## What is asked
Show every line below where "this" can be found.

## Dataset content
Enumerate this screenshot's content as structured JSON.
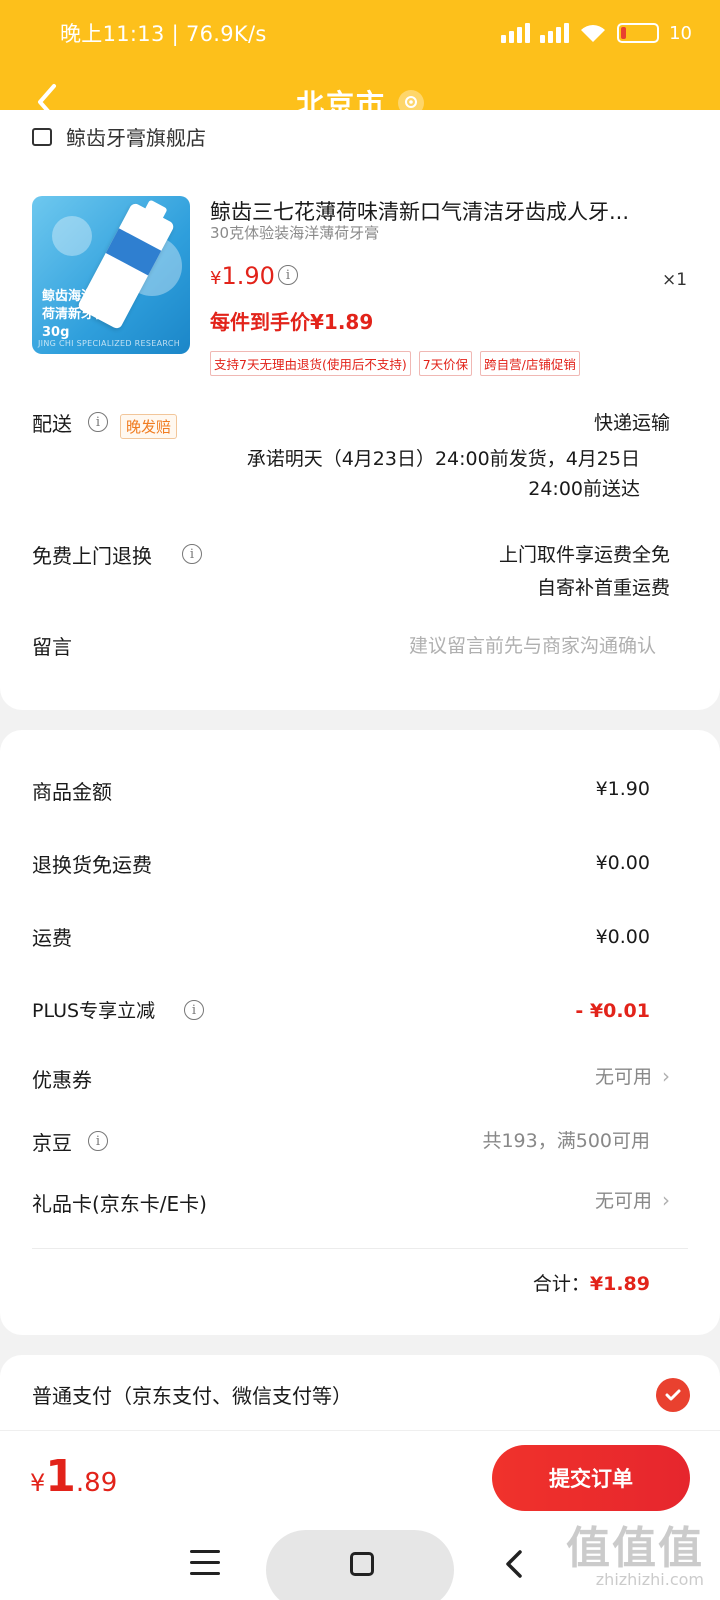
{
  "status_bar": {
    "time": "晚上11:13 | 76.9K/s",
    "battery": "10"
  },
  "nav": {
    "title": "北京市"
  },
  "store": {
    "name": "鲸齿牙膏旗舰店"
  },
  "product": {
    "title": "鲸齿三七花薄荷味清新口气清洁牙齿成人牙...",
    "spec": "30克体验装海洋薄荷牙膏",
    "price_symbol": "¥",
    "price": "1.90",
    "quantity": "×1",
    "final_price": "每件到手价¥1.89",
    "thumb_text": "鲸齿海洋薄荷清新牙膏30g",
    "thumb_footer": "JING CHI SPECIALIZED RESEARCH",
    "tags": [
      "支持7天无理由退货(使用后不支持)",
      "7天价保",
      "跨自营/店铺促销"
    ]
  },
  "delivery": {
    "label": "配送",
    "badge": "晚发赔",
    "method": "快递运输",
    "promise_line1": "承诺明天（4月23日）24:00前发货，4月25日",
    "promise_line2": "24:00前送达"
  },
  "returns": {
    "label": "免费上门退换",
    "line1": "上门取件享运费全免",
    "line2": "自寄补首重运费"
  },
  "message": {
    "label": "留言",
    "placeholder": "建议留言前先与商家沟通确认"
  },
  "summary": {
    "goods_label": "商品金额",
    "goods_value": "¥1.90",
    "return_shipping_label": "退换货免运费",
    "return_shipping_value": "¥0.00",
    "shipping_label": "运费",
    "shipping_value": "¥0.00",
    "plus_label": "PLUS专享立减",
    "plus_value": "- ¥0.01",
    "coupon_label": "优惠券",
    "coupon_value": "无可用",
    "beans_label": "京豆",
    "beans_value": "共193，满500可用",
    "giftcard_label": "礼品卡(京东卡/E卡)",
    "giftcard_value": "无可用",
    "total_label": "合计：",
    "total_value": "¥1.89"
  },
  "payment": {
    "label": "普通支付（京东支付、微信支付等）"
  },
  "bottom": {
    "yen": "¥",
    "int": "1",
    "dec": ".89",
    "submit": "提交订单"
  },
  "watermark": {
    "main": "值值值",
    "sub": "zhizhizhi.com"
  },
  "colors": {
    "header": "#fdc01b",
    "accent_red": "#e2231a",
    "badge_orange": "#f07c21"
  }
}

---

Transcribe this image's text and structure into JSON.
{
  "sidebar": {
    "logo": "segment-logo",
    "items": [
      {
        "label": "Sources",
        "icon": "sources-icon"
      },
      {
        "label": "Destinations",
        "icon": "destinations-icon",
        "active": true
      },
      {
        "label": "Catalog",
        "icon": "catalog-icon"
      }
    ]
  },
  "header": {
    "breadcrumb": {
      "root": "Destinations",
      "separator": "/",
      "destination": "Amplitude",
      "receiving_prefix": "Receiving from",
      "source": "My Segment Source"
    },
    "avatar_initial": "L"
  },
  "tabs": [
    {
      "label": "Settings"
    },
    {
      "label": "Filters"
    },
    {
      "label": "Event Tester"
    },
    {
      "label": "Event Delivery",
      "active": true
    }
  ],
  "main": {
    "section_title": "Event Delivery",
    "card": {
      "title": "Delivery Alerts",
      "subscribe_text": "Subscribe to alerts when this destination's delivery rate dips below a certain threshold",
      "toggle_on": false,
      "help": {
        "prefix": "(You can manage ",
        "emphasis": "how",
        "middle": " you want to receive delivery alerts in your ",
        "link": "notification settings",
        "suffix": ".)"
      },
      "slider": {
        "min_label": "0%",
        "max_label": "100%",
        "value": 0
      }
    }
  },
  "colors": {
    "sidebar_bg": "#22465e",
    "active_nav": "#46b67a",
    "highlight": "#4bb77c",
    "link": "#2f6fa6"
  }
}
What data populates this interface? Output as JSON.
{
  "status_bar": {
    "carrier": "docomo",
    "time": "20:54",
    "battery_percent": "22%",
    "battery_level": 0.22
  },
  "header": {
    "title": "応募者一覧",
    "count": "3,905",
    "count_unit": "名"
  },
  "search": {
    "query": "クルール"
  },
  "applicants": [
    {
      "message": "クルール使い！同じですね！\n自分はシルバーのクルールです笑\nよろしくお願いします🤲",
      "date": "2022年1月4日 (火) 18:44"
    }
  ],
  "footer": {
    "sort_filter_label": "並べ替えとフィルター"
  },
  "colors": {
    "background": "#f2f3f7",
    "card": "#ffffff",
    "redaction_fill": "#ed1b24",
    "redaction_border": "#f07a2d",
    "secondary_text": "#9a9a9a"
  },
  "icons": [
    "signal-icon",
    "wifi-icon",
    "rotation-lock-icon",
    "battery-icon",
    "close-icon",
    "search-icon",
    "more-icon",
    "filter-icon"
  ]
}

## Reply to the task
Enumerate this screenshot's content as structured JSON.
Transcribe this image's text and structure into JSON.
      "subscribe_text": "Subscribe to alerts when this destination's delivery rate dips below a certain threshold",
What data populates this interface? Output as JSON.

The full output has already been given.